Task directions: Please find every line of the listing below where "JSON" occurs and copy it.
--- --- ---
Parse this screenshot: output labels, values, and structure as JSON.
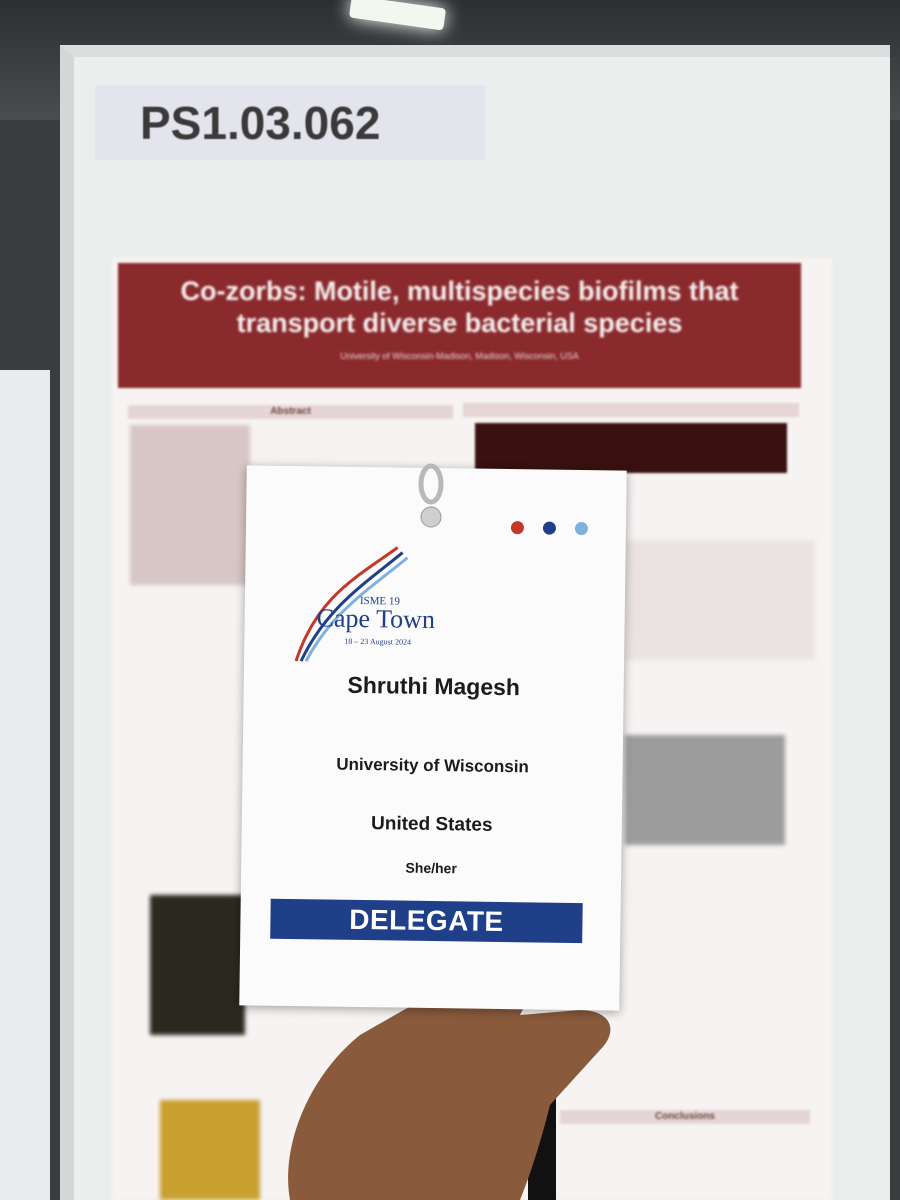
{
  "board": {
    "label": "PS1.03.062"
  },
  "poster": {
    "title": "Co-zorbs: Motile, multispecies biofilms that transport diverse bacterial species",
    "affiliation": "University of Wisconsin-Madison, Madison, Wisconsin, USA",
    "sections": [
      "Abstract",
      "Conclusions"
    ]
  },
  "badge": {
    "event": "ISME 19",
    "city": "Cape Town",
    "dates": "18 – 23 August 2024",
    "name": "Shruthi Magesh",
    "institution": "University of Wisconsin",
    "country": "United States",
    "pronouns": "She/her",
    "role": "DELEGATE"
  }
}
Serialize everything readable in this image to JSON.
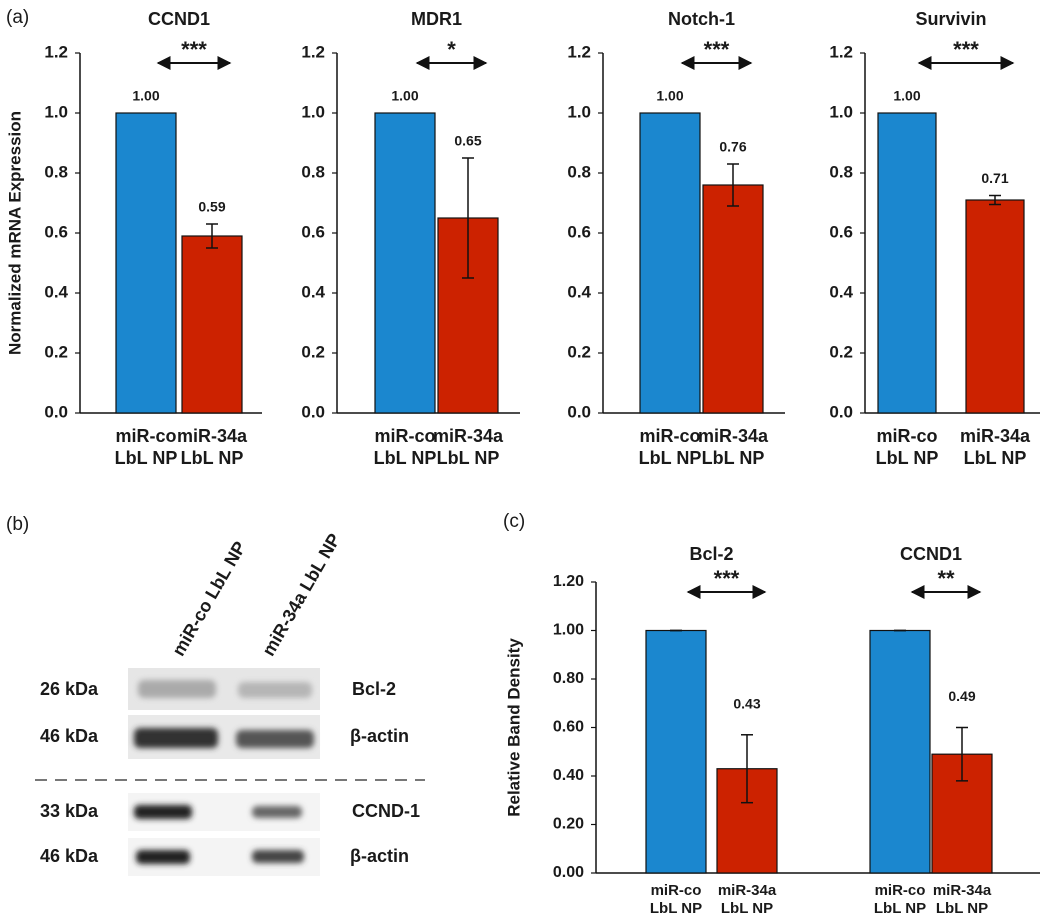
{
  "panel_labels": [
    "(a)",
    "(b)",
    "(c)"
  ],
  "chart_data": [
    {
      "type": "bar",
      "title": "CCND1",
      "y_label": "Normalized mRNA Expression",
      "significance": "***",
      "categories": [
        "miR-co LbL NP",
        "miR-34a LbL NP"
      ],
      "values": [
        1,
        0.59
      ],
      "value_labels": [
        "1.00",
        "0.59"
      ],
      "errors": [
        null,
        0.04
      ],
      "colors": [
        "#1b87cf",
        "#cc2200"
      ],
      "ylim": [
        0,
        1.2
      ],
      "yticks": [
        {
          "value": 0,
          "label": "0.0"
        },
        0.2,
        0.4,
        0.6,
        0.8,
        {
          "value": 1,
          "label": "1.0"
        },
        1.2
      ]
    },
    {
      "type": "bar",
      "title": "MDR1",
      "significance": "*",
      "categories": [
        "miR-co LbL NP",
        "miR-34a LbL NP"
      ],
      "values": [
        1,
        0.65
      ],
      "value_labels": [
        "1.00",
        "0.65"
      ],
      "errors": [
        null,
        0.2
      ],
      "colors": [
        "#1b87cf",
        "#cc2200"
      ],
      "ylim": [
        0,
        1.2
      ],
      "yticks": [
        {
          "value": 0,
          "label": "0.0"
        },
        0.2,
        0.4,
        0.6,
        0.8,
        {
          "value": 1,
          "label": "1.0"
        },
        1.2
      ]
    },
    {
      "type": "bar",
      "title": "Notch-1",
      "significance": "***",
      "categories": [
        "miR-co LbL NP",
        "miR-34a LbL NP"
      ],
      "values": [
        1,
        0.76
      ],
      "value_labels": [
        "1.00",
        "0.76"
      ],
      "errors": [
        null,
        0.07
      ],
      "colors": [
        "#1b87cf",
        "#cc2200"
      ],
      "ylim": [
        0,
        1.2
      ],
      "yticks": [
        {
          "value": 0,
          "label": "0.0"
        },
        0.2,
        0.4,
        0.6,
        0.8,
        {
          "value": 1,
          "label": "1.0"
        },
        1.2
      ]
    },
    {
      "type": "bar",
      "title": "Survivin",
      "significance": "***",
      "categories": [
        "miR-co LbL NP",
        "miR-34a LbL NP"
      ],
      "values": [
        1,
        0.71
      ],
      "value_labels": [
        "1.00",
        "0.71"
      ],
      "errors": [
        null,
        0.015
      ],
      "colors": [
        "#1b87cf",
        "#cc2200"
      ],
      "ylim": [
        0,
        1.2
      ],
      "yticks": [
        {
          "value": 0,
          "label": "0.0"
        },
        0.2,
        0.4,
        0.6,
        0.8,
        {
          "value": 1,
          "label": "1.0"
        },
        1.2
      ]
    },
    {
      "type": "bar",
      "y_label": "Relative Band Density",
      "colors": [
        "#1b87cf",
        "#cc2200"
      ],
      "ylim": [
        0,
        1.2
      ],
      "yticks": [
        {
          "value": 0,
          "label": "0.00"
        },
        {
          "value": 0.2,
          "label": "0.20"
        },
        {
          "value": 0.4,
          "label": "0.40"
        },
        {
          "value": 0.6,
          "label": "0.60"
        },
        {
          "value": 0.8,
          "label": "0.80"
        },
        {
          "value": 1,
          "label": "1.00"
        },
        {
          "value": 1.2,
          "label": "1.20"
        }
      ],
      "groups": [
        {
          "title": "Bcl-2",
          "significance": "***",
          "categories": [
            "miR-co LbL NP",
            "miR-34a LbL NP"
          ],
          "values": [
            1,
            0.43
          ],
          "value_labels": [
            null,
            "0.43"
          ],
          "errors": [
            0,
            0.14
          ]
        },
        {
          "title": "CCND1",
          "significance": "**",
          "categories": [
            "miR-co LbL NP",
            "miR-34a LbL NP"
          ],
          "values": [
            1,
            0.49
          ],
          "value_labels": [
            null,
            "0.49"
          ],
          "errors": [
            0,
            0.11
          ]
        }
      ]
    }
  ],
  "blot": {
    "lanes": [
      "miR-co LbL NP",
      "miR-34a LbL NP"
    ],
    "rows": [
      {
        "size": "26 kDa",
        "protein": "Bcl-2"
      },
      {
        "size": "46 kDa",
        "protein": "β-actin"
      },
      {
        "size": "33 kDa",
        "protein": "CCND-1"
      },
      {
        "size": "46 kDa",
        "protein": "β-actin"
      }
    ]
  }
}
--- --- ---
Answer for the task:
Parse this screenshot: output labels, values, and structure as JSON.
Serialize everything readable in this image to JSON.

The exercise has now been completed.